(EJERCICIOS)
[1] ¿Puedes repetir palabra por palabra el fragmento sobre el hundimiento del Prestige, desde "Lo detuvieron al" hasta "millones de euros)."?
[2] ¿Puedes reproducir sin cambios las líneas de los registros que van desde la que contiene "probability-progress-fill: 45.07% <box>119" hasta la que contiene "probability-label: Overall Patient", ambas incluidas, y ninguna otra?

El capitán Mangouras no estaba acostumbrado a que
unos policías guardias civiles le pusieran unas esposas. Él no era un criminal.
Lo detuvieron al llegar al aeropuerto de Coruña. Su avión no llegó a despegar. Su
delito era no cooperar con los equipos de salvamento. No sabía que le esperaban tres meses de
prisión, y tres años de cárcel (de lo que se libró pagando una fianza de tres millones de euros).
El Prestige seguía manando una marea negra que
llegaba hasta Finisterre. Antiguamente se pensaba que allí acababa la tierra,
cuando se pensaba que la tierra era plana. Imaginaban que el marinero que se
perdía en aquel mar caería al vacío de repente. Esta tragedia también les
parecía a algunos el fin del mundo. Por entonces Rajoy, vicepresidente de
gobierno, gestionaba este gabinete de crisis. El martes el barco, partido en
dos, finalmente se hundió; la popa por la mañana, y la proa por la tarde. Las
autoridades seguían negando el problema. Aún siguen ahí la proa y la popa, como
un recuerdo cruel de la tragedia. Mucho petróleo se había quedado adherido al
barco, era imposible quitarlo.

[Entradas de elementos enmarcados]
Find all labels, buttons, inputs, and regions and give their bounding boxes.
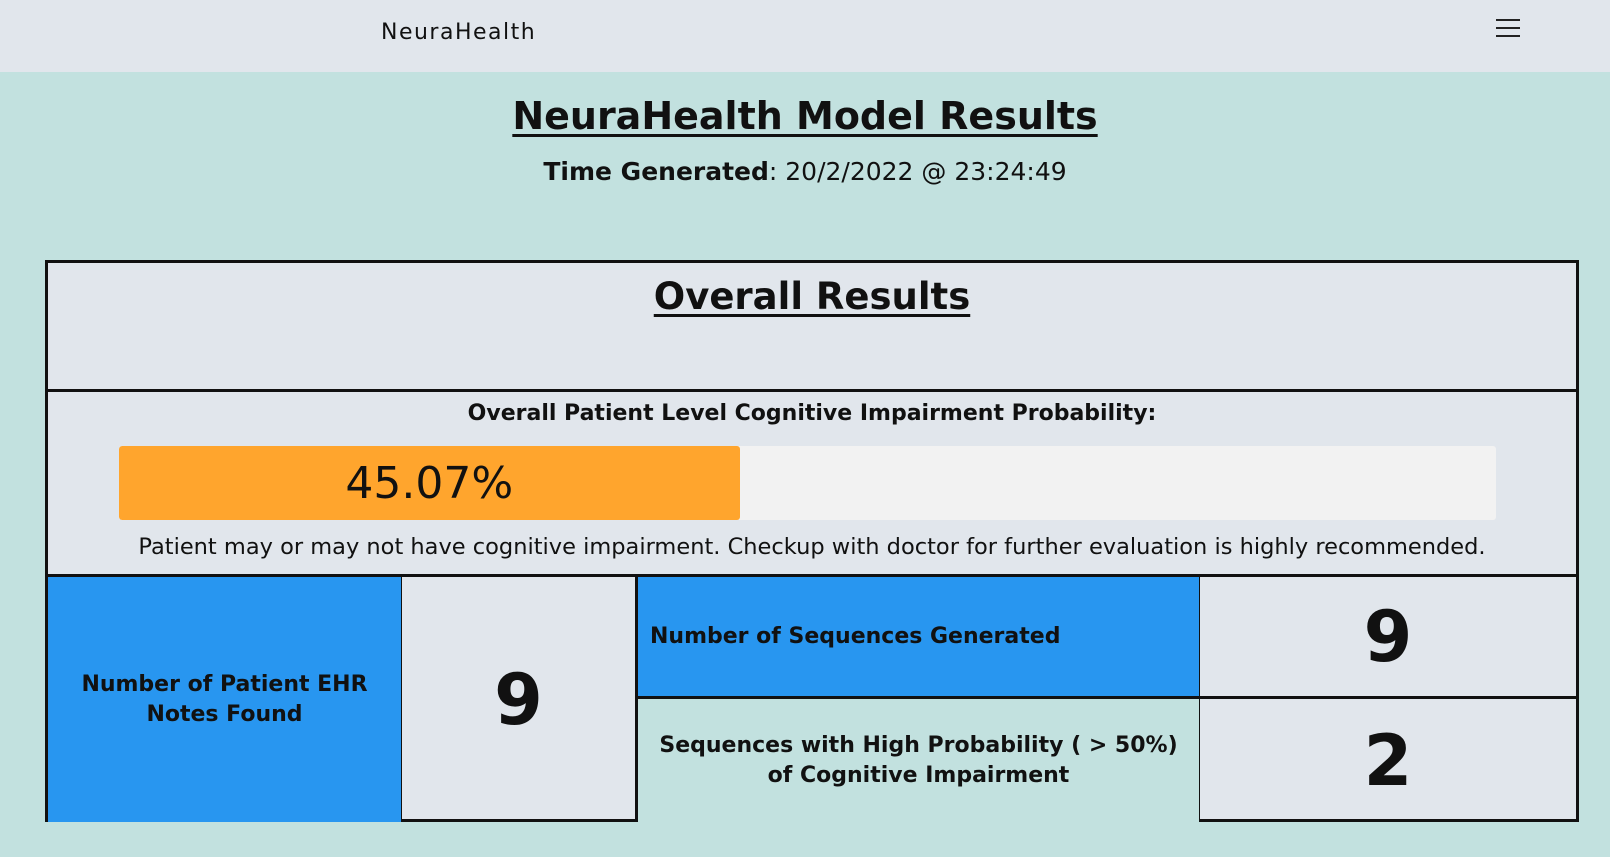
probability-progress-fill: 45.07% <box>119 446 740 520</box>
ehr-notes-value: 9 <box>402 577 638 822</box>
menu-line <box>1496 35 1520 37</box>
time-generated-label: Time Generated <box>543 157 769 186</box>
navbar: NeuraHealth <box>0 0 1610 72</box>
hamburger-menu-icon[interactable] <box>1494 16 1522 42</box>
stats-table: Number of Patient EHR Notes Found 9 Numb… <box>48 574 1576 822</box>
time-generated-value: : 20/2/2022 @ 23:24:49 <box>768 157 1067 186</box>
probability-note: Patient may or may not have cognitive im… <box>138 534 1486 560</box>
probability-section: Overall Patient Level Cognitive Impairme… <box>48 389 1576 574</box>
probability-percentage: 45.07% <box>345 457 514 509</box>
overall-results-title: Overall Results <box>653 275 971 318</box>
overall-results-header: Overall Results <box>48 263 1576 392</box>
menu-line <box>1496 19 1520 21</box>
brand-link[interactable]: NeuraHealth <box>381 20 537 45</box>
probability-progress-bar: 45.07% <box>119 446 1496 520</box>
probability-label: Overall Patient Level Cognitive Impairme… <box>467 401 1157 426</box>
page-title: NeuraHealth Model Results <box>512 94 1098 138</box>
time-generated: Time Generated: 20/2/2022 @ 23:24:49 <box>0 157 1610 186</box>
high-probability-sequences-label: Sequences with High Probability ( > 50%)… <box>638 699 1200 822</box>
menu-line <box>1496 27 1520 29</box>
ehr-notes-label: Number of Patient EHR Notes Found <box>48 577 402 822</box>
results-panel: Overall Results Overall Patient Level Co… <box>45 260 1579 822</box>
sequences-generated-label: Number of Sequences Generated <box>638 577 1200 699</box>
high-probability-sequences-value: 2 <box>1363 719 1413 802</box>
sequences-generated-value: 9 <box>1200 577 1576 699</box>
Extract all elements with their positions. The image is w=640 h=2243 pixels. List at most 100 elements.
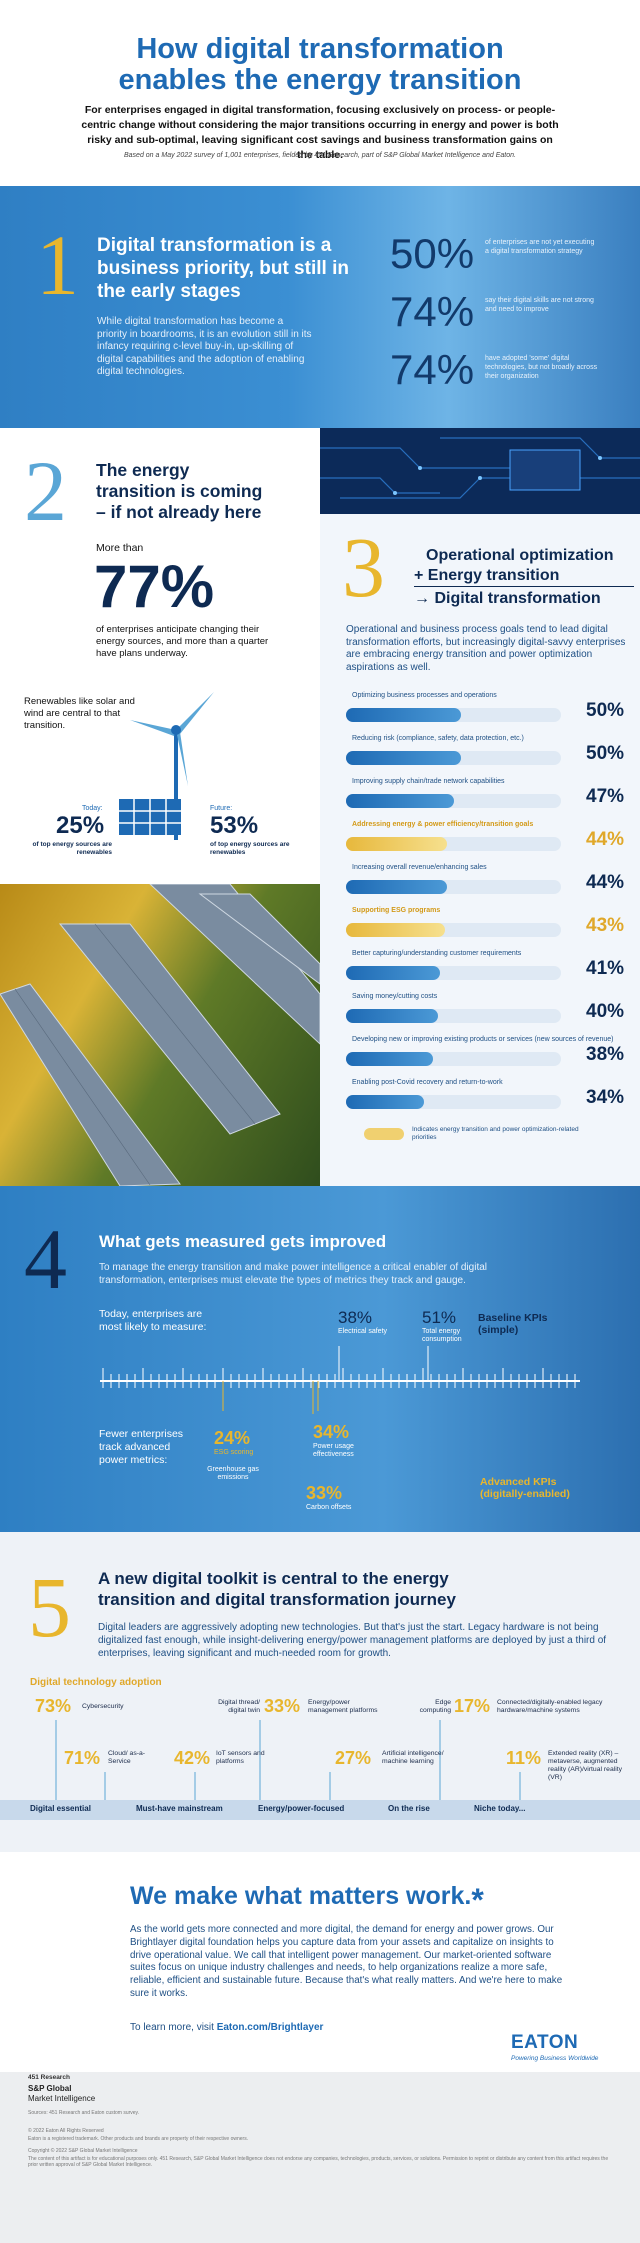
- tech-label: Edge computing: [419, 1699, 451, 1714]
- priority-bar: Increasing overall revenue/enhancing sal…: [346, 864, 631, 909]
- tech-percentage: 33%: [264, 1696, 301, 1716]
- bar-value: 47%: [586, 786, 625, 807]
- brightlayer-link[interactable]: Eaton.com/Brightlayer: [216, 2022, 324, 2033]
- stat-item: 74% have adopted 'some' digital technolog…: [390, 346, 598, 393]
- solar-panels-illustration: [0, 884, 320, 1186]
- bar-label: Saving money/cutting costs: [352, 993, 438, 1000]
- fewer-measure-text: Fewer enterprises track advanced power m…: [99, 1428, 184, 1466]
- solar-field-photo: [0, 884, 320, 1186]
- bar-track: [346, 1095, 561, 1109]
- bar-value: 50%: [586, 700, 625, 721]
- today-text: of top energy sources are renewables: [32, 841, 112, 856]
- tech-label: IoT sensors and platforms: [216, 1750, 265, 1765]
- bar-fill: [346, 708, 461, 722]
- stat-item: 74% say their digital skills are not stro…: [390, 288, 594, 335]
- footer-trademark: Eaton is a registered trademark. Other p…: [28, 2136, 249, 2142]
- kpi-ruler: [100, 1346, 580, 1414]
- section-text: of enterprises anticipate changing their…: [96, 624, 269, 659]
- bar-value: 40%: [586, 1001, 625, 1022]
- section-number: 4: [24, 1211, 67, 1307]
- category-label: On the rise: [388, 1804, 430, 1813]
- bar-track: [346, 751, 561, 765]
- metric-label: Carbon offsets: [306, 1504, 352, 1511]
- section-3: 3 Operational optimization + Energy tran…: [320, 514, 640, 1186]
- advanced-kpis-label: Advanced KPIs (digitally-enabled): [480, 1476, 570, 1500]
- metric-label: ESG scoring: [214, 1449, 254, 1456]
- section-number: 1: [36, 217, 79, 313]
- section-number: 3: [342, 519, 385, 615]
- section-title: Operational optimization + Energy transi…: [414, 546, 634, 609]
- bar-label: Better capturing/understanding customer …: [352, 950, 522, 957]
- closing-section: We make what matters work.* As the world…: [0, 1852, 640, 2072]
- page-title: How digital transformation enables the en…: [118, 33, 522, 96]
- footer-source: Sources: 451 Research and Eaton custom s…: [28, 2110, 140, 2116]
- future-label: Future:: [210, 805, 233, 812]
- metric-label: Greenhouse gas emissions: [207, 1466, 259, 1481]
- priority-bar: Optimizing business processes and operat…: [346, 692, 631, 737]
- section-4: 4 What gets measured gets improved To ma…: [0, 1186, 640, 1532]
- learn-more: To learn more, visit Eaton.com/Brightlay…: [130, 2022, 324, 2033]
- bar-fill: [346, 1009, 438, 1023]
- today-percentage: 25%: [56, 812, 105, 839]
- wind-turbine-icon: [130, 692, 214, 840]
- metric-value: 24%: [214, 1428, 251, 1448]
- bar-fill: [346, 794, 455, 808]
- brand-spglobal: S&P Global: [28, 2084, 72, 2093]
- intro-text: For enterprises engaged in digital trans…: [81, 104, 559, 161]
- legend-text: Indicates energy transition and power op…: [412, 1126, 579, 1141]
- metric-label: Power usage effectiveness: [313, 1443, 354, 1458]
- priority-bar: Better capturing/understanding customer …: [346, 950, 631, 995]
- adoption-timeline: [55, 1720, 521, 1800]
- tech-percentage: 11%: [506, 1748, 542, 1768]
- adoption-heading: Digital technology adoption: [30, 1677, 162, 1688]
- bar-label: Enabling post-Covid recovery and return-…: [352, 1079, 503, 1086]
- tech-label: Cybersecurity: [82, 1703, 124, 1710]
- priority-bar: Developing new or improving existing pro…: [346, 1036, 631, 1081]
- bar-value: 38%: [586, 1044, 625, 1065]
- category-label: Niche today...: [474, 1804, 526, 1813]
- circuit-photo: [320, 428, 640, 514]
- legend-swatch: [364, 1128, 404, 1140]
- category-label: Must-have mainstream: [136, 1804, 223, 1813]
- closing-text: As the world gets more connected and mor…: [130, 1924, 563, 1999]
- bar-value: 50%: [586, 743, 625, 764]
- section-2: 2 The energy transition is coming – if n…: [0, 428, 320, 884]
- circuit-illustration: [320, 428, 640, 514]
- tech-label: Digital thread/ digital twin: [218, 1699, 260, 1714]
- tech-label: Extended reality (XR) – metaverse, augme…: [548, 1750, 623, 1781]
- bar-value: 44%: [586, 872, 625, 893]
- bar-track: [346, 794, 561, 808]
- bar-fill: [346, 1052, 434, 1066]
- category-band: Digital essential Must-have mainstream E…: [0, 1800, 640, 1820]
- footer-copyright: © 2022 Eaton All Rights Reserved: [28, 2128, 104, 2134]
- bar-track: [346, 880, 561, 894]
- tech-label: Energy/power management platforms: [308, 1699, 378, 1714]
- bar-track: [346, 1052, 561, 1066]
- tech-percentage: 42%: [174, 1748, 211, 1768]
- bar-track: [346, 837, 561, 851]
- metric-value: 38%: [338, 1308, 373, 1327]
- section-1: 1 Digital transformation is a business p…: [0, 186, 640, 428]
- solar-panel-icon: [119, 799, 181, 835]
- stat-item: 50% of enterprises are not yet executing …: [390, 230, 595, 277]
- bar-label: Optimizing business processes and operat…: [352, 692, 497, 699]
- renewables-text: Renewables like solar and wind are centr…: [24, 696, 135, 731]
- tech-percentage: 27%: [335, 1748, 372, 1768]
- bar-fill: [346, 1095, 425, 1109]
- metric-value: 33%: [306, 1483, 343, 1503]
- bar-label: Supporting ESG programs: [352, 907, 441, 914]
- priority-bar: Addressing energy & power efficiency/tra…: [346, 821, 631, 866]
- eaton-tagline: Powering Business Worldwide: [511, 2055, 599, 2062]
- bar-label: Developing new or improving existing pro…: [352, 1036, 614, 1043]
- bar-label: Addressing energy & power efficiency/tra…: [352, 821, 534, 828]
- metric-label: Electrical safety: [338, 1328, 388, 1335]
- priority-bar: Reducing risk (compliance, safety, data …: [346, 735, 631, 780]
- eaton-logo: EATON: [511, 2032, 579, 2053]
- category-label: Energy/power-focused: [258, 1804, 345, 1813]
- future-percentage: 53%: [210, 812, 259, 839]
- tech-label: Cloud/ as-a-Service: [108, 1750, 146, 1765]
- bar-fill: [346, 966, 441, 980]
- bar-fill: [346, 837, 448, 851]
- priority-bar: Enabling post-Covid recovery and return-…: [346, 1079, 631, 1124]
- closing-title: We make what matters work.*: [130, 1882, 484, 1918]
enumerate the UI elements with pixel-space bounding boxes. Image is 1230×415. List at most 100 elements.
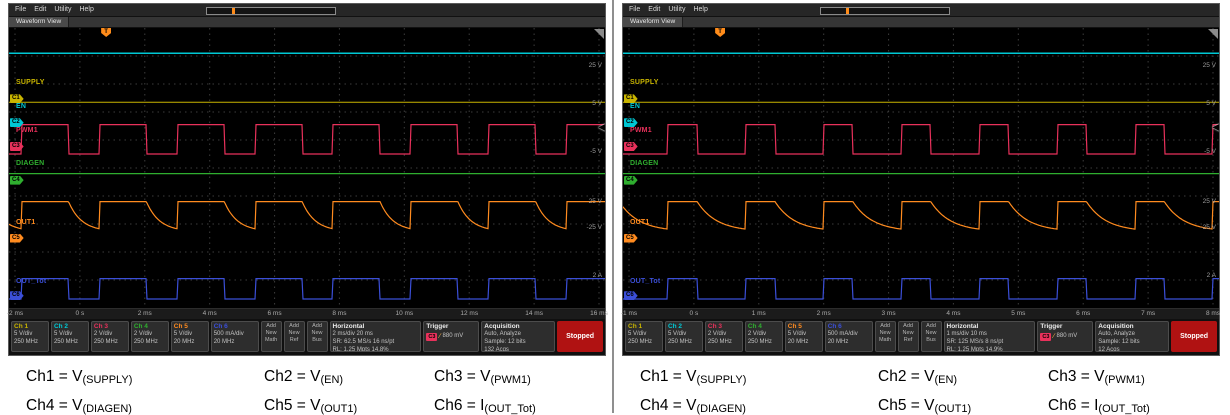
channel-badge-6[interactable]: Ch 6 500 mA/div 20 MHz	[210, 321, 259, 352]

(LISTA DE RESPUESTAS)
[1]
Lo detuvieron al llegar al aeropuerto de Coruña. Su avión no llegó a despegar. Su
delito era no cooperar con los equipos de salvamento. No sabía que le esperaban tres meses de
prisión, y tres años de cárcel (de lo que se libró pagando una fianza de tres millones de euros).

[2]
probability-progress-fill: 45.07% <box>119 446 740 520</box>
ehr-notes-value: 9 <box>402 577 638 822</box>
menu-line <box>1496 35 1520 37</box>
time-generated-label: Time Generated <box>543 157 769 186</box>
navbar: NeuraHealth <box>0 0 1610 72</box>
hamburger-menu-icon[interactable] <box>1494 16 1522 42</box>
stats-table: Number of Patient EHR Notes Found 9 Numb… <box>48 574 1576 822</box>
time-generated-value: : 20/2/2022 @ 23:24:49 <box>768 157 1067 186</box>
probability-note: Patient may or may not have cognitive im… <box>138 534 1486 560</box>
probability-section: Overall Patient Level Cognitive Impairme… <box>48 389 1576 574</box>
probability-percentage: 45.07% <box>345 457 514 509</box>
overall-results-title: Overall Results <box>653 275 971 318</box>
overall-results-header: Overall Results <box>48 263 1576 392</box>
menu-line <box>1496 19 1520 21</box>
brand-link[interactable]: NeuraHealth <box>381 20 537 45</box>
probability-progress-bar: 45.07% <box>119 446 1496 520</box>
probability-label: Overall Patient Level Cognitive Impairme… <box>467 401 1157 426</box>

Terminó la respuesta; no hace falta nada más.